**Exercise instructions**:
Records follow. Copy every line with "Flywheel".

Figure content listings:
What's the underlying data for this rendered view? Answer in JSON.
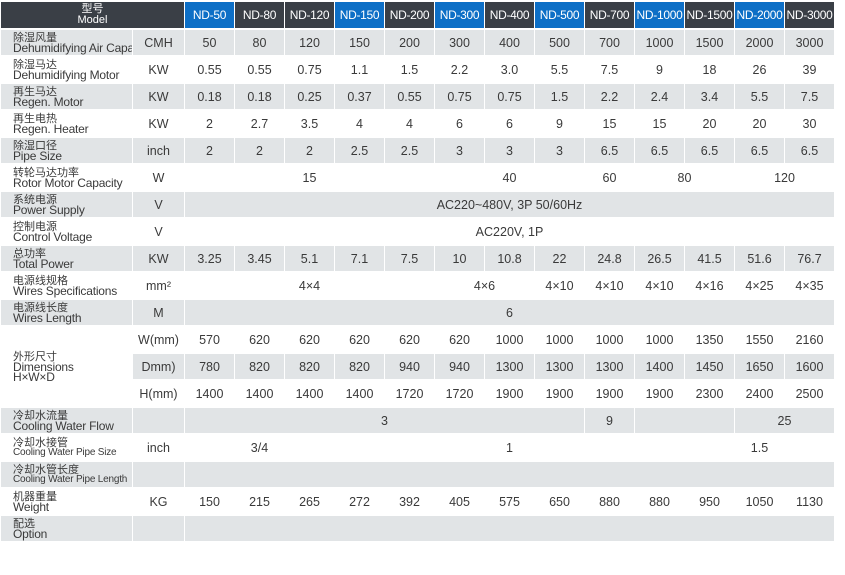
{
  "header": {
    "model_zh": "型号",
    "model_en": "Model",
    "models": [
      "ND-50",
      "ND-80",
      "ND-120",
      "ND-150",
      "ND-200",
      "ND-300",
      "ND-400",
      "ND-500",
      "ND-700",
      "ND-1000",
      "ND-1500",
      "ND-2000",
      "ND-3000"
    ],
    "highlight_color": "#0d6fc6",
    "dark_color": "#3a3f46"
  },
  "rows": {
    "air_capacity": {
      "zh": "除湿风量",
      "en": "Dehumidifying Air Capacity",
      "unit": "CMH",
      "values": [
        "50",
        "80",
        "120",
        "150",
        "200",
        "300",
        "400",
        "500",
        "700",
        "1000",
        "1500",
        "2000",
        "3000"
      ]
    },
    "dehum_motor": {
      "zh": "除湿马达",
      "en": "Dehumidifying Motor",
      "unit": "KW",
      "values": [
        "0.55",
        "0.55",
        "0.75",
        "1.1",
        "1.5",
        "2.2",
        "3.0",
        "5.5",
        "7.5",
        "9",
        "18",
        "26",
        "39"
      ]
    },
    "regen_motor": {
      "zh": "再生马达",
      "en": "Regen. Motor",
      "unit": "KW",
      "values": [
        "0.18",
        "0.18",
        "0.25",
        "0.37",
        "0.55",
        "0.75",
        "0.75",
        "1.5",
        "2.2",
        "2.4",
        "3.4",
        "5.5",
        "7.5"
      ]
    },
    "regen_heater": {
      "zh": "再生电热",
      "en": "Regen. Heater",
      "unit": "KW",
      "values": [
        "2",
        "2.7",
        "3.5",
        "4",
        "4",
        "6",
        "6",
        "9",
        "15",
        "15",
        "20",
        "20",
        "30"
      ]
    },
    "pipe_size": {
      "zh": "除湿口径",
      "en": "Pipe Size",
      "unit": "inch",
      "values": [
        "2",
        "2",
        "2",
        "2.5",
        "2.5",
        "3",
        "3",
        "3",
        "6.5",
        "6.5",
        "6.5",
        "6.5",
        "6.5"
      ]
    },
    "rotor_motor": {
      "zh": "转轮马达功率",
      "en": "Rotor Motor Capacity",
      "unit": "W",
      "v1": "15",
      "v2": "40",
      "v3": "60",
      "v4": "80",
      "v5": "120"
    },
    "power_supply": {
      "zh": "系统电源",
      "en": "Power Supply",
      "unit": "V",
      "value": "AC220~480V, 3P 50/60Hz"
    },
    "control_voltage": {
      "zh": "控制电源",
      "en": "Control Voltage",
      "unit": "V",
      "value": "AC220V, 1P"
    },
    "total_power": {
      "zh": "总功率",
      "en": "Total Power",
      "unit": "KW",
      "values": [
        "3.25",
        "3.45",
        "5.1",
        "7.1",
        "7.5",
        "10",
        "10.8",
        "22",
        "24.8",
        "26.5",
        "41.5",
        "51.6",
        "76.7"
      ]
    },
    "wires_spec": {
      "zh": "电源线规格",
      "en": "Wires Specifications",
      "unit": "mm²",
      "v1": "4×4",
      "v2": "4×6",
      "v3": "4×10",
      "v4": "4×10",
      "v5": "4×10",
      "v6": "4×16",
      "v7": "4×25",
      "v8": "4×35"
    },
    "wires_length": {
      "zh": "电源线长度",
      "en": "Wires Length",
      "unit": "M",
      "value": "6"
    },
    "dimensions": {
      "zh": "外形尺寸",
      "en": "Dimensions",
      "en2": "H×W×D",
      "w_unit": "W(mm)",
      "w_values": [
        "570",
        "620",
        "620",
        "620",
        "620",
        "620",
        "1000",
        "1000",
        "1000",
        "1000",
        "1350",
        "1550",
        "2160"
      ],
      "d_unit": "Dmm)",
      "d_values": [
        "780",
        "820",
        "820",
        "820",
        "940",
        "940",
        "1300",
        "1300",
        "1300",
        "1400",
        "1450",
        "1650",
        "1600"
      ],
      "h_unit": "H(mm)",
      "h_values": [
        "1400",
        "1400",
        "1400",
        "1400",
        "1720",
        "1720",
        "1900",
        "1900",
        "1900",
        "1900",
        "2300",
        "2400",
        "2500"
      ]
    },
    "cooling_flow": {
      "zh": "冷却水流量",
      "en": "Cooling Water Flow",
      "v1": "3",
      "v2": "9",
      "v3": "25"
    },
    "cooling_pipe_size": {
      "zh": "冷却水接管",
      "en": "Cooling Water Pipe Size",
      "unit": "inch",
      "v1": "3/4",
      "v2": "1",
      "v3": "1.5"
    },
    "cooling_pipe_length": {
      "zh": "冷却水管长度",
      "en": "Cooling Water Pipe Length"
    },
    "weight": {
      "zh": "机器重量",
      "en": "Weight",
      "unit": "KG",
      "values": [
        "150",
        "215",
        "265",
        "272",
        "392",
        "405",
        "575",
        "650",
        "880",
        "880",
        "950",
        "1050",
        "1130"
      ]
    },
    "option": {
      "zh": "配选",
      "en": "Option"
    }
  }
}
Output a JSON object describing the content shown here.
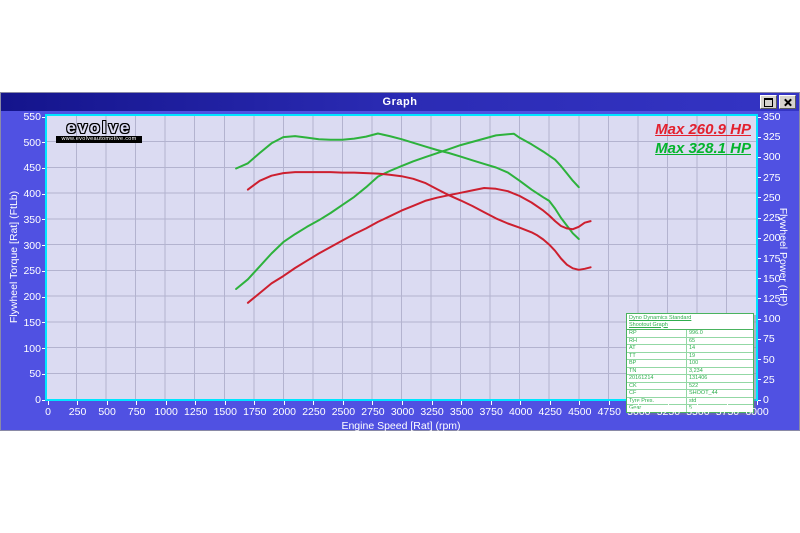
{
  "window": {
    "title": "Graph"
  },
  "logo": {
    "brand": "evolve",
    "url_text": "www.evolveautomotive.com"
  },
  "legend": [
    {
      "label": "Max 260.9 HP",
      "color": "#e3202e"
    },
    {
      "label": "Max 328.1 HP",
      "color": "#04b42c"
    }
  ],
  "info_table": {
    "header_line1": "Dyno Dynamics Standard",
    "header_line2": "Shootout Graph",
    "rows": [
      [
        "RP",
        "996.0"
      ],
      [
        "RH",
        "65"
      ],
      [
        "AT",
        "14"
      ],
      [
        "TT",
        "19"
      ],
      [
        "BP",
        "100"
      ],
      [
        "TN",
        "3,234"
      ],
      [
        "20161214",
        "131406"
      ],
      [
        "CK",
        "522"
      ],
      [
        "CF",
        "SHOOT_44"
      ],
      [
        "Tyre Pres.",
        "std"
      ],
      [
        "Gear",
        "5"
      ]
    ]
  },
  "chart_data": {
    "type": "line",
    "title": "",
    "xlabel": "Engine Speed [Rat] (rpm)",
    "ylabel_left": "Flywheel Torque [Rat] (FtLb)",
    "ylabel_right": "Flywheel Power (HP)",
    "x_range": [
      0,
      6000
    ],
    "x_tick_step": 250,
    "y_left_range": [
      0,
      550
    ],
    "y_left_tick_step": 50,
    "y_right_range": [
      0,
      350
    ],
    "y_right_tick_step": 25,
    "grid": true,
    "legend_position": "top-right",
    "colors": {
      "grid": "#b3b3cf",
      "plot_bg": "#dbdbf2",
      "frame": "#00e6ff",
      "red": "#cd1f2f",
      "green": "#2db23c"
    },
    "series": [
      {
        "name": "green-torque",
        "axis": "left",
        "color": "#2db23c",
        "max": 516,
        "points": [
          [
            1600,
            448
          ],
          [
            1700,
            458
          ],
          [
            1800,
            478
          ],
          [
            1900,
            497
          ],
          [
            2000,
            509
          ],
          [
            2100,
            511
          ],
          [
            2200,
            508
          ],
          [
            2300,
            505
          ],
          [
            2400,
            504
          ],
          [
            2500,
            504
          ],
          [
            2600,
            506
          ],
          [
            2700,
            510
          ],
          [
            2800,
            516
          ],
          [
            2900,
            511
          ],
          [
            3000,
            505
          ],
          [
            3100,
            498
          ],
          [
            3200,
            491
          ],
          [
            3300,
            484
          ],
          [
            3400,
            478
          ],
          [
            3500,
            471
          ],
          [
            3600,
            464
          ],
          [
            3700,
            457
          ],
          [
            3800,
            450
          ],
          [
            3900,
            440
          ],
          [
            4000,
            424
          ],
          [
            4100,
            407
          ],
          [
            4200,
            392
          ],
          [
            4250,
            385
          ],
          [
            4300,
            370
          ],
          [
            4350,
            352
          ],
          [
            4400,
            337
          ],
          [
            4450,
            322
          ],
          [
            4500,
            311
          ]
        ]
      },
      {
        "name": "green-power",
        "axis": "right",
        "color": "#2db23c",
        "max": 328.1,
        "points": [
          [
            1600,
            136
          ],
          [
            1700,
            148
          ],
          [
            1800,
            164
          ],
          [
            1900,
            180
          ],
          [
            2000,
            194
          ],
          [
            2100,
            204
          ],
          [
            2200,
            213
          ],
          [
            2300,
            221
          ],
          [
            2400,
            230
          ],
          [
            2500,
            240
          ],
          [
            2600,
            250
          ],
          [
            2700,
            262
          ],
          [
            2800,
            275
          ],
          [
            2900,
            282
          ],
          [
            3000,
            288
          ],
          [
            3100,
            294
          ],
          [
            3200,
            299
          ],
          [
            3300,
            304
          ],
          [
            3400,
            309
          ],
          [
            3500,
            314
          ],
          [
            3600,
            318
          ],
          [
            3700,
            322
          ],
          [
            3800,
            326
          ],
          [
            3900,
            327.5
          ],
          [
            3950,
            328.1
          ],
          [
            4000,
            323
          ],
          [
            4100,
            315
          ],
          [
            4200,
            306
          ],
          [
            4300,
            296
          ],
          [
            4350,
            288
          ],
          [
            4400,
            279
          ],
          [
            4450,
            270
          ],
          [
            4500,
            262
          ]
        ]
      },
      {
        "name": "red-torque",
        "axis": "left",
        "color": "#cd1f2f",
        "max": 441,
        "points": [
          [
            1700,
            407
          ],
          [
            1800,
            424
          ],
          [
            1900,
            434
          ],
          [
            2000,
            439
          ],
          [
            2100,
            441
          ],
          [
            2200,
            441
          ],
          [
            2300,
            441
          ],
          [
            2400,
            441
          ],
          [
            2500,
            440
          ],
          [
            2600,
            440
          ],
          [
            2700,
            439
          ],
          [
            2800,
            438
          ],
          [
            2900,
            436
          ],
          [
            3000,
            433
          ],
          [
            3100,
            428
          ],
          [
            3200,
            420
          ],
          [
            3300,
            408
          ],
          [
            3400,
            396
          ],
          [
            3500,
            386
          ],
          [
            3600,
            375
          ],
          [
            3700,
            363
          ],
          [
            3800,
            351
          ],
          [
            3900,
            341
          ],
          [
            4000,
            333
          ],
          [
            4100,
            324
          ],
          [
            4150,
            318
          ],
          [
            4200,
            310
          ],
          [
            4250,
            300
          ],
          [
            4300,
            288
          ],
          [
            4350,
            273
          ],
          [
            4400,
            261
          ],
          [
            4450,
            254
          ],
          [
            4500,
            251
          ],
          [
            4550,
            253
          ],
          [
            4600,
            256
          ]
        ]
      },
      {
        "name": "red-power",
        "axis": "right",
        "color": "#cd1f2f",
        "max": 260.9,
        "points": [
          [
            1700,
            119
          ],
          [
            1800,
            131
          ],
          [
            1900,
            143
          ],
          [
            2000,
            152
          ],
          [
            2100,
            162
          ],
          [
            2200,
            171
          ],
          [
            2300,
            180
          ],
          [
            2400,
            188
          ],
          [
            2500,
            196
          ],
          [
            2600,
            204
          ],
          [
            2700,
            211
          ],
          [
            2800,
            219
          ],
          [
            2900,
            226
          ],
          [
            3000,
            233
          ],
          [
            3100,
            239
          ],
          [
            3200,
            245
          ],
          [
            3300,
            249
          ],
          [
            3400,
            252
          ],
          [
            3500,
            255
          ],
          [
            3600,
            258
          ],
          [
            3700,
            260.9
          ],
          [
            3800,
            260
          ],
          [
            3900,
            257
          ],
          [
            4000,
            251
          ],
          [
            4100,
            243
          ],
          [
            4200,
            233
          ],
          [
            4250,
            227
          ],
          [
            4300,
            220
          ],
          [
            4350,
            214
          ],
          [
            4400,
            211
          ],
          [
            4450,
            210
          ],
          [
            4500,
            213
          ],
          [
            4550,
            218
          ],
          [
            4600,
            220
          ]
        ]
      }
    ]
  }
}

**Reply to the task**:
    "ylabel_left": "Flywheel Torque [Rat] (FtLb)",
    "ylabel_right": "Flywheel Power (HP)",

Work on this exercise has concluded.